WHAT THE TASK ASKS
Quote the whole listing word for word. Do not include the pictures.

EXERCISE DATA
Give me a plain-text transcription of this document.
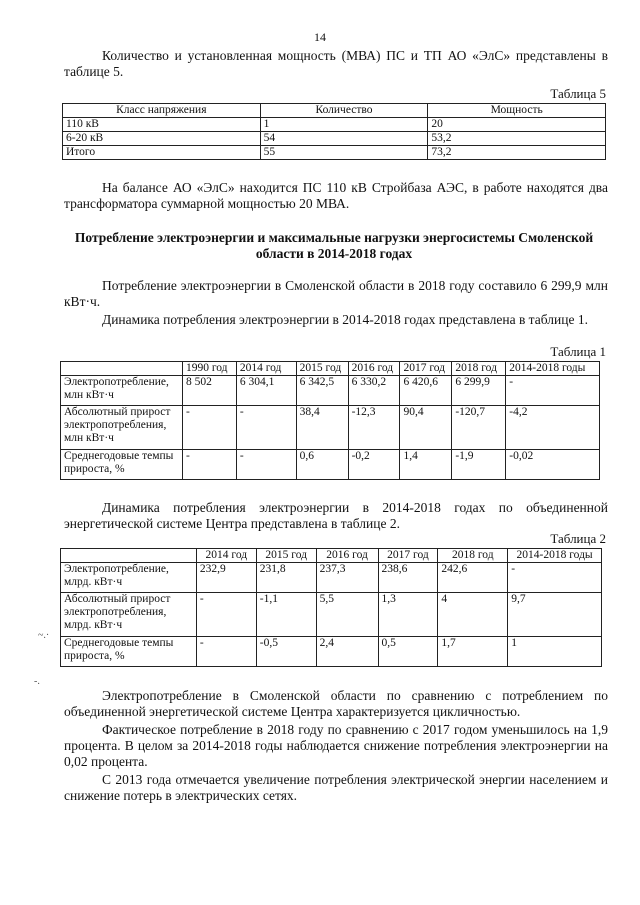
14

Количество и установленная мощность (МВА) ПС и ТП АО «ЭлС» представлены в таблице 5.

Таблица 5
Класс напряжения	Количество	Мощность
110 кВ	1	20
6-20 кВ	54	53,2
Итого	55	73,2

На балансе АО «ЭлС» находится ПС 110 кВ Стройбаза АЭС, в работе находятся два трансформатора суммарной мощностью 20 МВА.

Потребление электроэнергии и максимальные нагрузки энергосистемы Смоленской области в 2014-2018 годах

Потребление электроэнергии в Смоленской области в 2018 году составило 6 299,9 млн кВт·ч.

Динамика потребления электроэнергии в 2014-2018 годах представлена в таблице 1.

Таблица 1
	1990 год	2014 год	2015 год	2016 год	2017 год	2018 год	2014-2018 годы
Электропотребление, млн кВт·ч	8 502	6 304,1	6 342,5	6 330,2	6 420,6	6 299,9	-
Абсолютный прирост электропотребления, млн кВт·ч	-	-	38,4	-12,3	90,4	-120,7	-4,2
Среднегодовые темпы прироста, %	-	-	0,6	-0,2	1,4	-1,9	-0,02

Динамика потребления электроэнергии в 2014-2018 годах по объединенной энергетической системе Центра представлена в таблице 2.

Таблица 2
	2014 год	2015 год	2016 год	2017 год	2018 год	2014-2018 годы
Электропотребление, млрд. кВт·ч	232,9	231,8	237,3	238,6	242,6	-
Абсолютный прирост электропотребления, млрд. кВт·ч	-	-1,1	5,5	1,3	4	9,7
Среднегодовые темпы прироста, %	-	-0,5	2,4	0,5	1,7	1
~.·
-.

Электропотребление в Смоленской области по сравнению с потреблением по объединенной энергетической системе Центра характеризуется цикличностью.

Фактическое потребление в 2018 году по сравнению с 2017 годом уменьшилось на 1,9 процента. В целом за 2014-2018 годы наблюдается снижение потребления электроэнергии на 0,02 процента.

С 2013 года отмечается увеличение потребления электрической энергии населением и снижение потерь в электрических сетях.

FULL SOLUTION
Give me a plain-text transcription of this document.
14

Количество и установленная мощность (МВА) ПС и ТП АО «ЭлС» представлены в таблице 5.

Таблица 5
Класс напряжения	Количество	Мощность
110 кВ	1	20
6-20 кВ	54	53,2
Итого	55	73,2

На балансе АО «ЭлС» находится ПС 110 кВ Стройбаза АЭС, в работе находятся два трансформатора суммарной мощностью 20 МВА.

Потребление электроэнергии и максимальные нагрузки энергосистемы Смоленской области в 2014-2018 годах

Потребление электроэнергии в Смоленской области в 2018 году составило 6 299,9 млн кВт·ч.

Динамика потребления электроэнергии в 2014-2018 годах представлена в таблице 1.

Таблица 1
	1990 год	2014 год	2015 год	2016 год	2017 год	2018 год	2014-2018 годы
Электропотребление, млн кВт·ч	8 502	6 304,1	6 342,5	6 330,2	6 420,6	6 299,9	-
Абсолютный прирост электропотребления, млн кВт·ч	-	-	38,4	-12,3	90,4	-120,7	-4,2
Среднегодовые темпы прироста, %	-	-	0,6	-0,2	1,4	-1,9	-0,02

Динамика потребления электроэнергии в 2014-2018 годах по объединенной энергетической системе Центра представлена в таблице 2.

Таблица 2
	2014 год	2015 год	2016 год	2017 год	2018 год	2014-2018 годы
Электропотребление, млрд. кВт·ч	232,9	231,8	237,3	238,6	242,6	-
Абсолютный прирост электропотребления, млрд. кВт·ч	-	-1,1	5,5	1,3	4	9,7
Среднегодовые темпы прироста, %	-	-0,5	2,4	0,5	1,7	1
~.·
-.

Электропотребление в Смоленской области по сравнению с потреблением по объединенной энергетической системе Центра характеризуется цикличностью.

Фактическое потребление в 2018 году по сравнению с 2017 годом уменьшилось на 1,9 процента. В целом за 2014-2018 годы наблюдается снижение потребления электроэнергии на 0,02 процента.

С 2013 года отмечается увеличение потребления электрической энергии населением и снижение потерь в электрических сетях.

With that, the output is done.